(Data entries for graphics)
-- begin --
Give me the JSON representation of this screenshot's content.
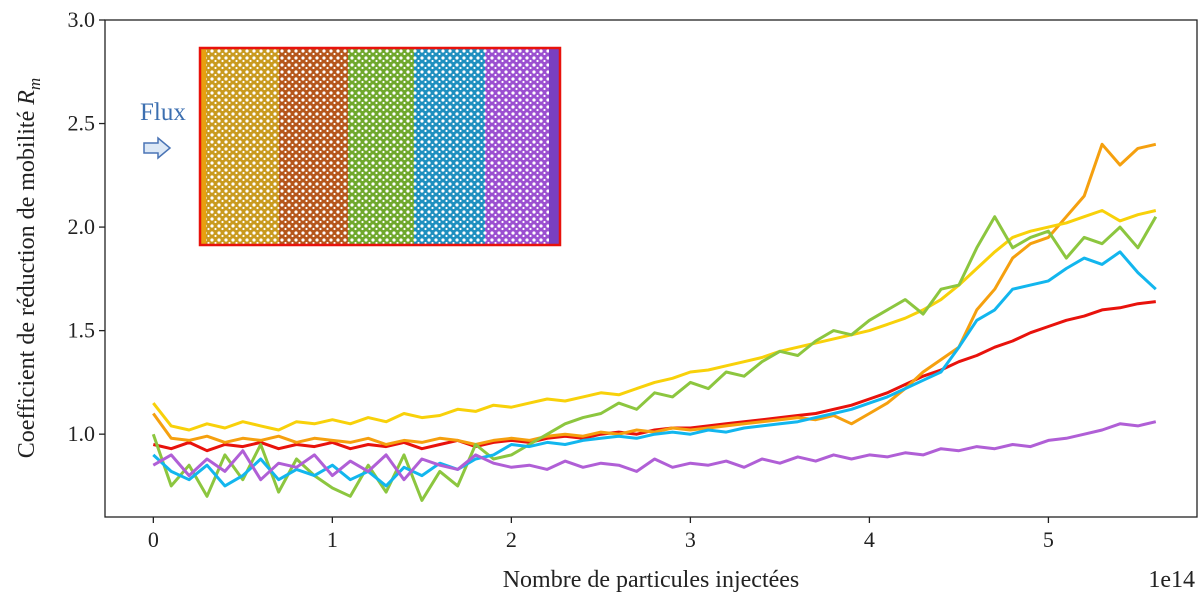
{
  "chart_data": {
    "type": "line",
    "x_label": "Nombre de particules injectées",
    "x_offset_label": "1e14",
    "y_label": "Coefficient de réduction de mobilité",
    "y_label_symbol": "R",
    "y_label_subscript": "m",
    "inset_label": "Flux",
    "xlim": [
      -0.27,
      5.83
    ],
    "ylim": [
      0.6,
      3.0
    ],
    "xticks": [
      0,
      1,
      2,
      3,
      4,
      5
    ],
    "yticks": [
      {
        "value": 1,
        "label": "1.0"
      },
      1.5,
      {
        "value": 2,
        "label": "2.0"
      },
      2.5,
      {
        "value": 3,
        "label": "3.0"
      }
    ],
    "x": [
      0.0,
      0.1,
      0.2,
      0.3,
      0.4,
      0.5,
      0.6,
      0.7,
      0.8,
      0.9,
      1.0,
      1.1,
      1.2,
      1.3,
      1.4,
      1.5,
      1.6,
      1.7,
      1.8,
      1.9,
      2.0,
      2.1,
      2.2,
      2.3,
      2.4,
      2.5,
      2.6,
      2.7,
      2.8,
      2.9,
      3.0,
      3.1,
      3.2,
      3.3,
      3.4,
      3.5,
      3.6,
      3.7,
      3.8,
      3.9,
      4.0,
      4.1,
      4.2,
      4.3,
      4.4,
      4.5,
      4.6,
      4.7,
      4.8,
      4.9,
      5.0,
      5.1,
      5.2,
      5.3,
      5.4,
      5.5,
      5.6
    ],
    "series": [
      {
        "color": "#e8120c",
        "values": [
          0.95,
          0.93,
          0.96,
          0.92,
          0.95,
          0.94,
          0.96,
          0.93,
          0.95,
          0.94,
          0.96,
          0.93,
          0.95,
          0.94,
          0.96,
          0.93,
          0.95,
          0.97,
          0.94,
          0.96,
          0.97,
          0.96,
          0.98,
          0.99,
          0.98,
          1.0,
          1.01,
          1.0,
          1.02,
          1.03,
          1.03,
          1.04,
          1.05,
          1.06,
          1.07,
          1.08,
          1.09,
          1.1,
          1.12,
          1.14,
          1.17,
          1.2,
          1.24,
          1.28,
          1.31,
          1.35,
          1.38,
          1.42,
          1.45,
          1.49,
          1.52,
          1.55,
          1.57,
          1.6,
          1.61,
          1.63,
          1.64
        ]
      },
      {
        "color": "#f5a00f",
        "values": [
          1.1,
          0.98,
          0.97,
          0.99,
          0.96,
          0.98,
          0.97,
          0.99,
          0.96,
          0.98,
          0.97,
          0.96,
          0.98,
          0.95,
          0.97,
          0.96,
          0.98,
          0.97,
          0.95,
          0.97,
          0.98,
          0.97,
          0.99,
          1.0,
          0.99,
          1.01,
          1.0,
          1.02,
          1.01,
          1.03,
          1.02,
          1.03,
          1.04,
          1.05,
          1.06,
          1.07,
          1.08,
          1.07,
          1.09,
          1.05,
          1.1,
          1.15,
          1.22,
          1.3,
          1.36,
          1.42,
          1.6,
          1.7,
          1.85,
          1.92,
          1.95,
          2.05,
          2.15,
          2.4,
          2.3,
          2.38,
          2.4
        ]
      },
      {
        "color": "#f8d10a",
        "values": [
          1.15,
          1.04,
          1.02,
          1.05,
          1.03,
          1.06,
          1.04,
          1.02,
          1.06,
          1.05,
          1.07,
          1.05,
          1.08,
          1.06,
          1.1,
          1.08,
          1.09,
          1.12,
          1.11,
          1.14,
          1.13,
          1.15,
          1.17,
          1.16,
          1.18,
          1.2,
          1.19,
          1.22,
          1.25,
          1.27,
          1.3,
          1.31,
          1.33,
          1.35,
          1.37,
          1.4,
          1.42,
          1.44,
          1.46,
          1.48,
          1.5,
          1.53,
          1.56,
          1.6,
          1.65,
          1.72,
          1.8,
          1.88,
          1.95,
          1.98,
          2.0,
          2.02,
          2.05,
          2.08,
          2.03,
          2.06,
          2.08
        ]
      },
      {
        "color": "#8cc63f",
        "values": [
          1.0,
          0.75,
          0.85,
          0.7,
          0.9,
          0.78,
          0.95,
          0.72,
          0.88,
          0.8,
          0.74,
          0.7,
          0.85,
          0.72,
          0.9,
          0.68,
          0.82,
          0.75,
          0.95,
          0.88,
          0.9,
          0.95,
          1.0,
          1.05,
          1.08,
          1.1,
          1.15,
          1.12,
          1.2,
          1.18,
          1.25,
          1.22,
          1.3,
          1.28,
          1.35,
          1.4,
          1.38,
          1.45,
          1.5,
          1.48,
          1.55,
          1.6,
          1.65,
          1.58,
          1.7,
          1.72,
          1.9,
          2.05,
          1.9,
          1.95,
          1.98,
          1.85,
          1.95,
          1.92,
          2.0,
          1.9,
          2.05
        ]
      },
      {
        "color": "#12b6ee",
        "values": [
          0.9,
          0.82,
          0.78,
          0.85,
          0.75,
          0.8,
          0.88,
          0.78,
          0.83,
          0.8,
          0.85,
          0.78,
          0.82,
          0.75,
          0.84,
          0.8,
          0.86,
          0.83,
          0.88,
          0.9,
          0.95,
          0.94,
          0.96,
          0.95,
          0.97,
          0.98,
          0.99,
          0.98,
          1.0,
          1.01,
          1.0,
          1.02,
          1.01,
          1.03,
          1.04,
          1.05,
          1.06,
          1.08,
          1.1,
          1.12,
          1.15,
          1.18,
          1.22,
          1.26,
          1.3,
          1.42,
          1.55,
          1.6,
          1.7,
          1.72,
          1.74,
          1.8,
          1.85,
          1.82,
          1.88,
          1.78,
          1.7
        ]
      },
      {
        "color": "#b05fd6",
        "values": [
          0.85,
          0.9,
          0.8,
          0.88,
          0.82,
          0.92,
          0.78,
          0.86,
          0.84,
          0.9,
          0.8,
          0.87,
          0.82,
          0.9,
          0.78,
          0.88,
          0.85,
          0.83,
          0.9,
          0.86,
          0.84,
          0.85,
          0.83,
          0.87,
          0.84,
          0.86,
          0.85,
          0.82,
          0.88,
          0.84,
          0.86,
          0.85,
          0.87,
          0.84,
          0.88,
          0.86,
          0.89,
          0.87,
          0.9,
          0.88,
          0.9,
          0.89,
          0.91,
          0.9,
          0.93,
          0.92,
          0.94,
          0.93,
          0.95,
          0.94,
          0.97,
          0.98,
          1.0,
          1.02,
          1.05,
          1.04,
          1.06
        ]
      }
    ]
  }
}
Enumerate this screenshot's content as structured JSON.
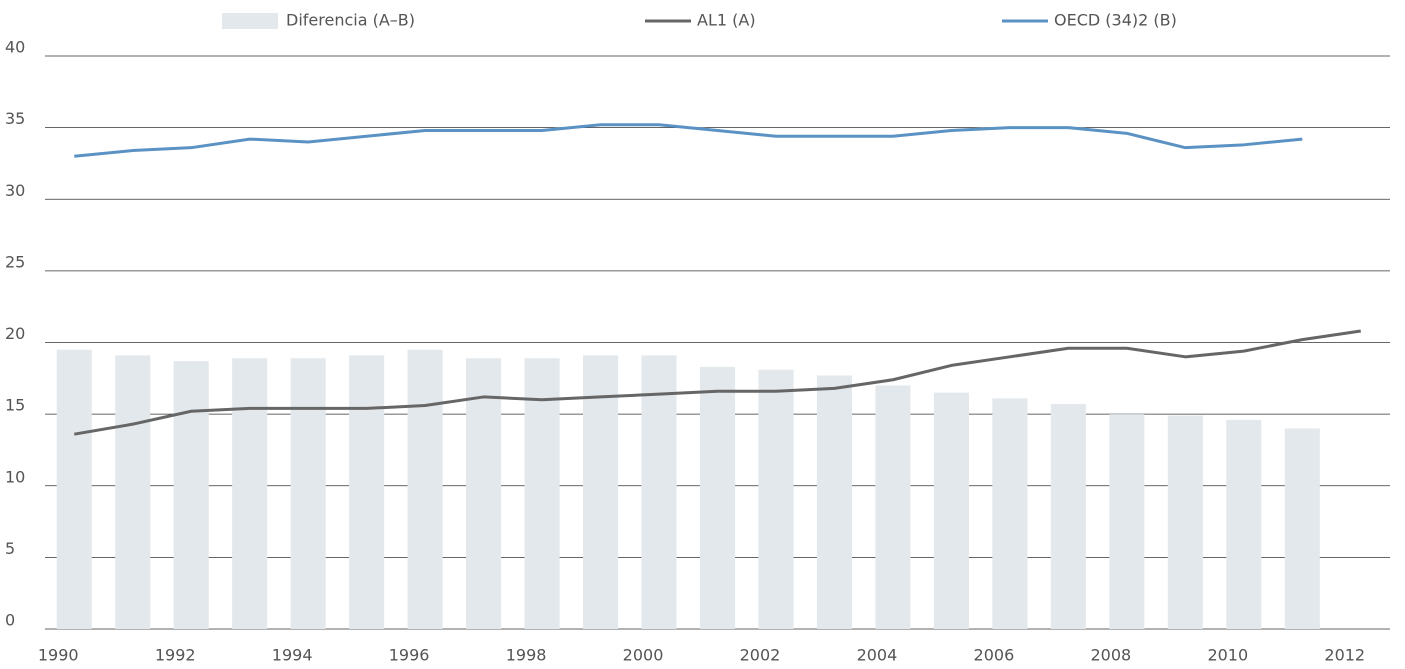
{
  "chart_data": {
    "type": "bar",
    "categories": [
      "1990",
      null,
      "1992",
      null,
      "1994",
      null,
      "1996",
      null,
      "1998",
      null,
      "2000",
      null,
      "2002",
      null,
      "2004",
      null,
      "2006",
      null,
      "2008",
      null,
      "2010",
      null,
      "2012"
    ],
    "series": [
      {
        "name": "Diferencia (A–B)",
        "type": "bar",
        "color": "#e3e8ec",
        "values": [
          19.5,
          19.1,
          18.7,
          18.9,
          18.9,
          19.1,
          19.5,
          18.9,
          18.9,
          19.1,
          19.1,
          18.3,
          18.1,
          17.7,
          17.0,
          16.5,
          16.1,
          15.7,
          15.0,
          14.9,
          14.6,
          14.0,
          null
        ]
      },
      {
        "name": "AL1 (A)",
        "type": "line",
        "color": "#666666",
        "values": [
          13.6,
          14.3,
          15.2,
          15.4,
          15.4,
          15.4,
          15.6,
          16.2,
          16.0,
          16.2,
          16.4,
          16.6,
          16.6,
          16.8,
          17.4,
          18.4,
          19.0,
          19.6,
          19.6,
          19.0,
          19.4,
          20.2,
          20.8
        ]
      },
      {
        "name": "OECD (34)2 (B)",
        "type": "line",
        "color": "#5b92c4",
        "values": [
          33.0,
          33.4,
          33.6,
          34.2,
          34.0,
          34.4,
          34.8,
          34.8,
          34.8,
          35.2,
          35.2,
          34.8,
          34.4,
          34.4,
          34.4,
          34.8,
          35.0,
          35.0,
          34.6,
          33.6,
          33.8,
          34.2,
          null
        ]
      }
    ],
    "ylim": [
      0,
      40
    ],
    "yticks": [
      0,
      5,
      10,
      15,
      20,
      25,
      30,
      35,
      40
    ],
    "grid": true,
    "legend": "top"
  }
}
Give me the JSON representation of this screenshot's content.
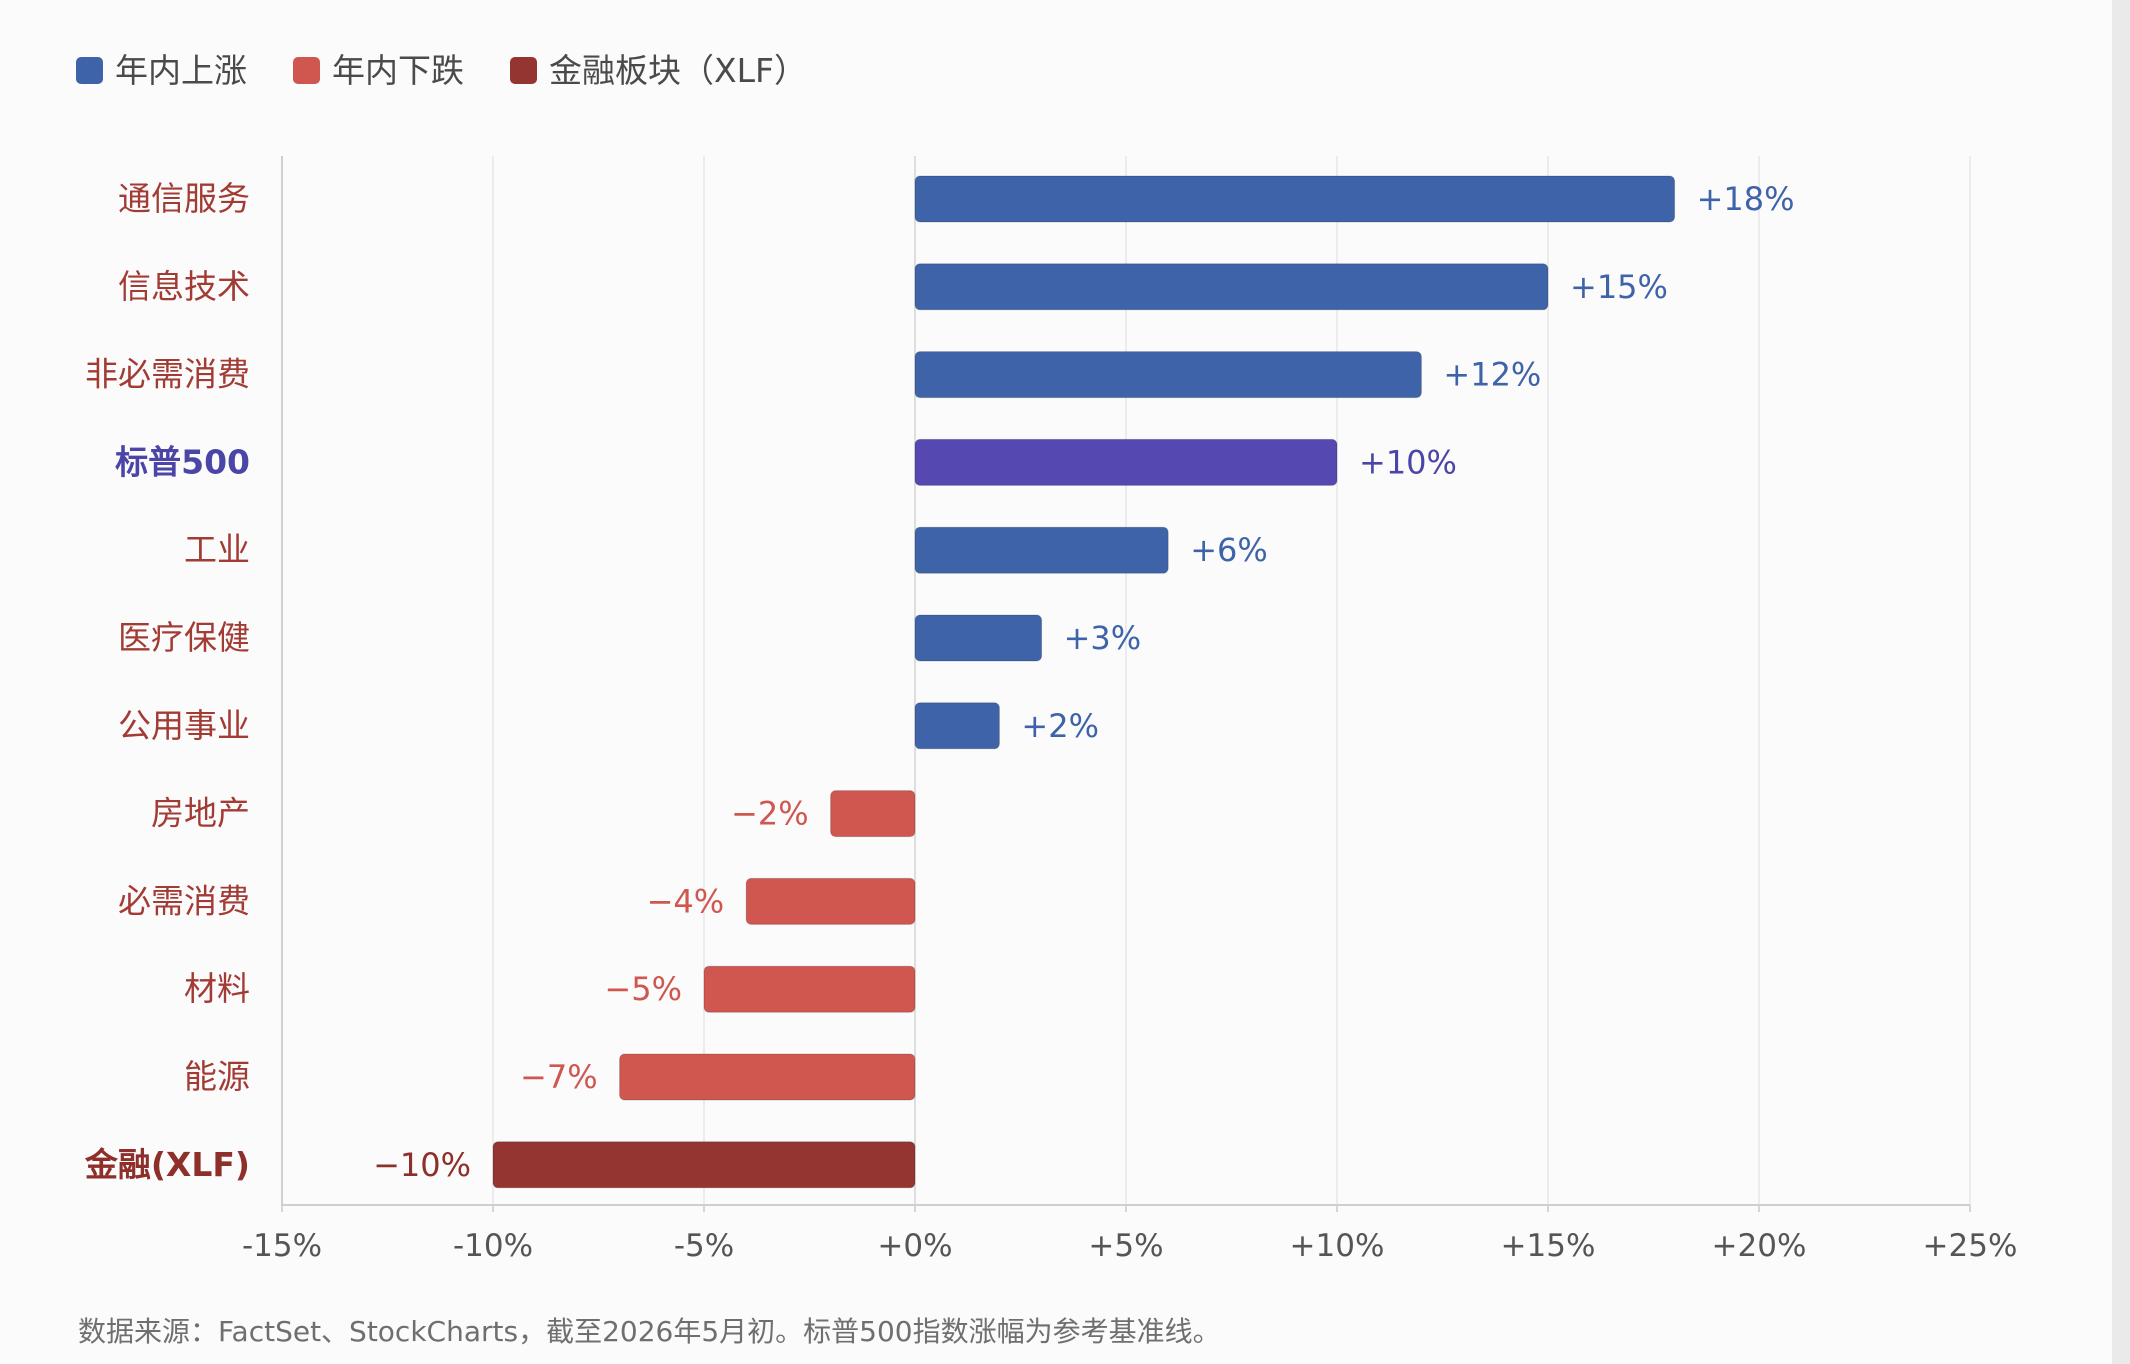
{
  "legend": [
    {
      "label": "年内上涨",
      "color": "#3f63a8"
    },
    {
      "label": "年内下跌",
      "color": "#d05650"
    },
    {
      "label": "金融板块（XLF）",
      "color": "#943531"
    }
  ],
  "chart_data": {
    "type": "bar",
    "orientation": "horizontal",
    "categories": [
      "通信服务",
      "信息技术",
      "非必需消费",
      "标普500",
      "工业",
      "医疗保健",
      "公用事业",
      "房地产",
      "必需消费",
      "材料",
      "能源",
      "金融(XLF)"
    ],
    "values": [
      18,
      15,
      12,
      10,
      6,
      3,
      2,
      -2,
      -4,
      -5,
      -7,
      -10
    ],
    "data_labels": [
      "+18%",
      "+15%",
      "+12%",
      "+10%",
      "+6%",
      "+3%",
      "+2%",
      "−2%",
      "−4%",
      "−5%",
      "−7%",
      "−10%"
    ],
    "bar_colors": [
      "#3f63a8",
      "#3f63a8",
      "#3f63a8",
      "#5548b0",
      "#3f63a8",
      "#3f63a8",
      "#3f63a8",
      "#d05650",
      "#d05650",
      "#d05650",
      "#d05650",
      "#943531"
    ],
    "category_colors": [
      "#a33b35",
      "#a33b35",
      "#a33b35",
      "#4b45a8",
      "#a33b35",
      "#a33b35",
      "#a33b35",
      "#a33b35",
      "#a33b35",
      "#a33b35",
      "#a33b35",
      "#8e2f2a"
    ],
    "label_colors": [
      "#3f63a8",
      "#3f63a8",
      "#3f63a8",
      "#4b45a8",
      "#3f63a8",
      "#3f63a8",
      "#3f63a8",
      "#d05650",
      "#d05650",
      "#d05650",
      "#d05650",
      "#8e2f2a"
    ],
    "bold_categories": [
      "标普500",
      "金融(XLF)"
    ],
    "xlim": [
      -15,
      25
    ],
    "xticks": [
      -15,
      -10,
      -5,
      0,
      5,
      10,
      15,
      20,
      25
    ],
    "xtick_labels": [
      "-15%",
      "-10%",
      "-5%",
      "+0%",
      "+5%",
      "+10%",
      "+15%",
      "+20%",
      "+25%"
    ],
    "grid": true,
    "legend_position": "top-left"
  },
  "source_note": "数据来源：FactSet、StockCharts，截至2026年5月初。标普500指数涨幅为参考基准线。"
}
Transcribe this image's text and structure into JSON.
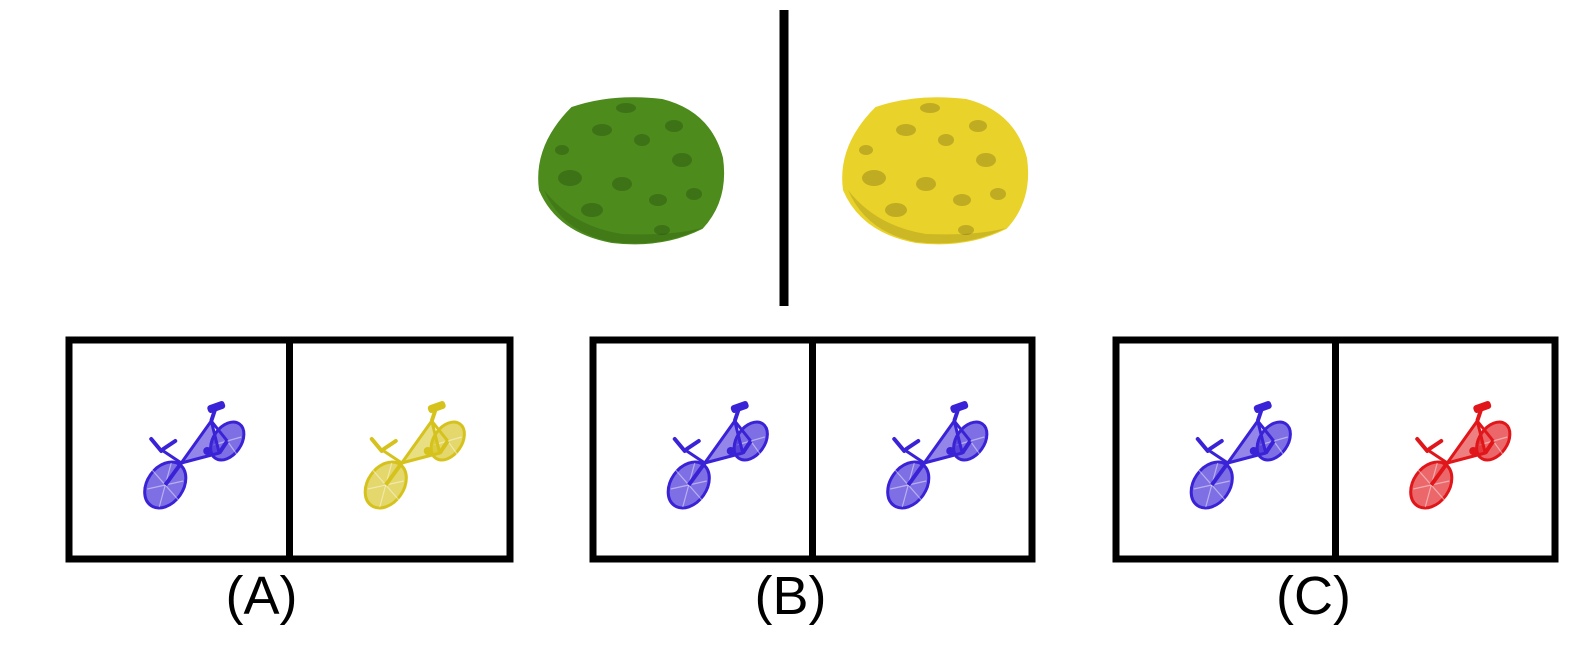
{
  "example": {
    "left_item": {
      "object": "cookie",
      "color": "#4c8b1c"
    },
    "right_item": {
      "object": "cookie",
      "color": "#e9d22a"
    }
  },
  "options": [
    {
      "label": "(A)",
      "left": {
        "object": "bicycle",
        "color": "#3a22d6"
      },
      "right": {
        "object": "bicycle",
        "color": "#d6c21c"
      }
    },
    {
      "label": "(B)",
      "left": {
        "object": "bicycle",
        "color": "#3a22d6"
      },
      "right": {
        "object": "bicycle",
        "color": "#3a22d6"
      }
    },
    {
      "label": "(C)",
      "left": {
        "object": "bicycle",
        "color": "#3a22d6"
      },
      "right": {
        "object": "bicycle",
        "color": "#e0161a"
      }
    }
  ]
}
-- end --
Scan the data for the word "JSON" and copy every line where it shows up.

Give me the JSON representation of this screenshot's content.
Enumerate this screenshot's content as structured JSON.
Give me the JSON representation of this screenshot's content.
Transcribe this image's text and structure into JSON.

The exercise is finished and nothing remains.